(Records from a data source)
· · · · · · ·

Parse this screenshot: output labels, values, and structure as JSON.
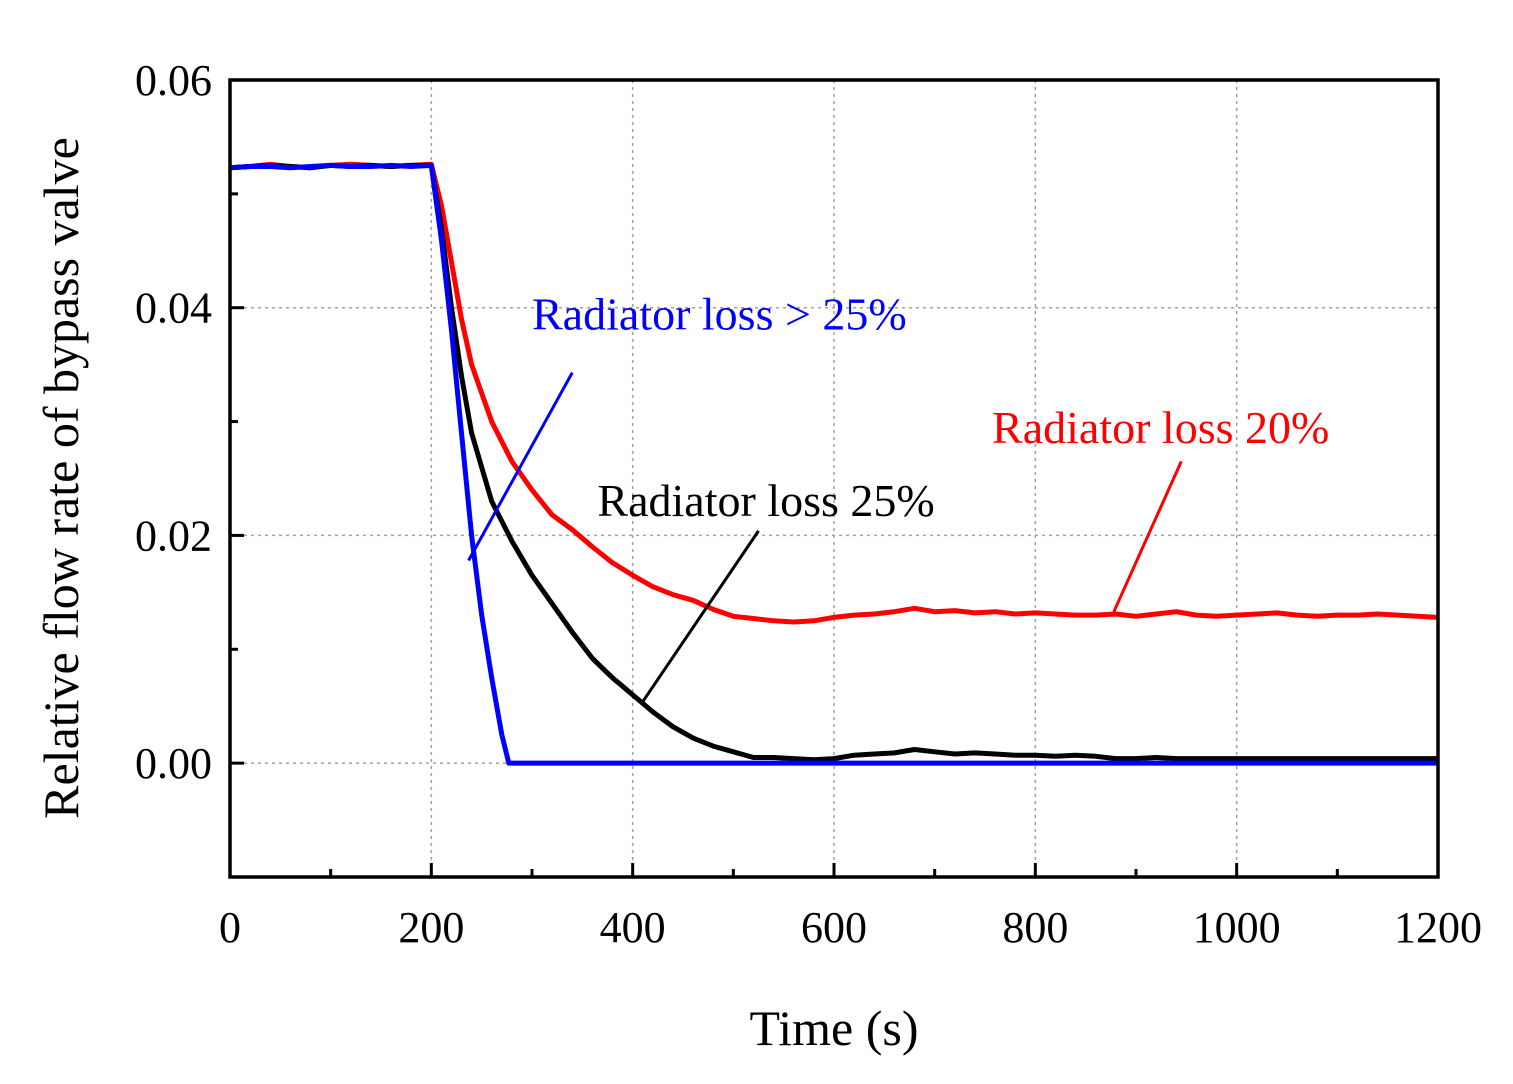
{
  "chart_data": {
    "type": "line",
    "title": "",
    "xlabel": "Time (s)",
    "ylabel": "Relative flow rate of bypass valve",
    "xlim": [
      0,
      1200
    ],
    "ylim": [
      -0.01,
      0.06
    ],
    "xticks": [
      0,
      200,
      400,
      600,
      800,
      1000,
      1200
    ],
    "xtick_labels": [
      "0",
      "200",
      "400",
      "600",
      "800",
      "1000",
      "1200"
    ],
    "yticks": [
      0.0,
      0.02,
      0.04,
      0.06
    ],
    "ytick_labels": [
      "0.00",
      "0.02",
      "0.04",
      "0.06"
    ],
    "grid": true,
    "legend": "none",
    "series": [
      {
        "name": "Radiator loss 20%",
        "color": "#ff0000",
        "x": [
          0,
          20,
          40,
          60,
          80,
          100,
          120,
          140,
          160,
          180,
          200,
          210,
          220,
          230,
          240,
          260,
          280,
          300,
          320,
          340,
          360,
          380,
          400,
          420,
          440,
          460,
          480,
          500,
          520,
          540,
          560,
          580,
          600,
          620,
          640,
          660,
          680,
          700,
          720,
          740,
          760,
          780,
          800,
          820,
          840,
          860,
          880,
          900,
          920,
          940,
          960,
          980,
          1000,
          1020,
          1040,
          1060,
          1080,
          1100,
          1120,
          1140,
          1160,
          1180,
          1200
        ],
        "y": [
          0.0523,
          0.0524,
          0.0526,
          0.0524,
          0.0523,
          0.0525,
          0.0526,
          0.0525,
          0.0524,
          0.0525,
          0.0526,
          0.049,
          0.044,
          0.039,
          0.035,
          0.03,
          0.0265,
          0.024,
          0.0218,
          0.0205,
          0.019,
          0.0176,
          0.0165,
          0.0155,
          0.0148,
          0.0143,
          0.0135,
          0.0129,
          0.0127,
          0.0125,
          0.0124,
          0.0125,
          0.0128,
          0.013,
          0.0131,
          0.0133,
          0.0136,
          0.0133,
          0.0134,
          0.0132,
          0.0133,
          0.0131,
          0.0132,
          0.0131,
          0.013,
          0.013,
          0.0131,
          0.0129,
          0.0131,
          0.0133,
          0.013,
          0.0129,
          0.013,
          0.0131,
          0.0132,
          0.013,
          0.0129,
          0.013,
          0.013,
          0.0131,
          0.013,
          0.0129,
          0.0128
        ]
      },
      {
        "name": "Radiator loss 25%",
        "color": "#000000",
        "x": [
          0,
          20,
          40,
          60,
          80,
          100,
          120,
          140,
          160,
          180,
          200,
          210,
          220,
          230,
          240,
          260,
          280,
          300,
          320,
          340,
          360,
          380,
          400,
          420,
          440,
          460,
          480,
          500,
          520,
          540,
          560,
          580,
          600,
          620,
          640,
          660,
          680,
          700,
          720,
          740,
          760,
          780,
          800,
          820,
          840,
          860,
          880,
          900,
          920,
          940,
          960,
          980,
          1000,
          1020,
          1040,
          1060,
          1080,
          1100,
          1120,
          1140,
          1160,
          1180,
          1200
        ],
        "y": [
          0.0523,
          0.0524,
          0.0525,
          0.0524,
          0.0523,
          0.0525,
          0.0524,
          0.0525,
          0.0524,
          0.0525,
          0.0525,
          0.047,
          0.04,
          0.034,
          0.029,
          0.023,
          0.0195,
          0.0165,
          0.014,
          0.0115,
          0.0092,
          0.0075,
          0.006,
          0.0045,
          0.0032,
          0.0022,
          0.0015,
          0.001,
          0.0005,
          0.0005,
          0.0004,
          0.0003,
          0.0004,
          0.0007,
          0.0008,
          0.0009,
          0.0012,
          0.001,
          0.0008,
          0.0009,
          0.0008,
          0.0007,
          0.0007,
          0.0006,
          0.0007,
          0.0006,
          0.0004,
          0.0004,
          0.0005,
          0.0004,
          0.0004,
          0.0004,
          0.0004,
          0.0004,
          0.0004,
          0.0004,
          0.0004,
          0.0004,
          0.0004,
          0.0004,
          0.0004,
          0.0004,
          0.0004
        ]
      },
      {
        "name": "Radiator loss > 25%",
        "color": "#0000ff",
        "x": [
          0,
          20,
          40,
          60,
          80,
          100,
          120,
          140,
          160,
          180,
          200,
          210,
          220,
          230,
          240,
          250,
          260,
          270,
          277,
          300,
          400,
          500,
          600,
          700,
          800,
          900,
          1000,
          1100,
          1200
        ],
        "y": [
          0.0523,
          0.0524,
          0.0524,
          0.0523,
          0.0524,
          0.0525,
          0.0524,
          0.0524,
          0.0525,
          0.0524,
          0.0525,
          0.046,
          0.038,
          0.029,
          0.02,
          0.013,
          0.0075,
          0.0025,
          0.0,
          0.0,
          0.0,
          0.0,
          0.0,
          0.0,
          0.0,
          0.0,
          0.0,
          0.0,
          0.0
        ]
      }
    ],
    "annotations": [
      {
        "text": "Radiator loss > 25%",
        "color": "#0000ff",
        "x": 300,
        "y": 0.0381,
        "line_from": [
          340,
          0.0343
        ],
        "line_to": [
          237,
          0.0178
        ]
      },
      {
        "text": "Radiator loss 20%",
        "color": "#ff0000",
        "x": 757,
        "y": 0.0281,
        "line_from": [
          945,
          0.0265
        ],
        "line_to": [
          878,
          0.0133
        ]
      },
      {
        "text": "Radiator loss 25%",
        "color": "#000000",
        "x": 365,
        "y": 0.0217,
        "line_from": [
          525,
          0.0204
        ],
        "line_to": [
          410,
          0.0054
        ]
      }
    ]
  }
}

· · · · · · ·

→ **Written instruction**
Search the material above for "text". Pull out each line where it shows up.

→ **Task output**
        "text": "Radiator loss > 25%",
        "text": "Radiator loss 20%",
        "text": "Radiator loss 25%",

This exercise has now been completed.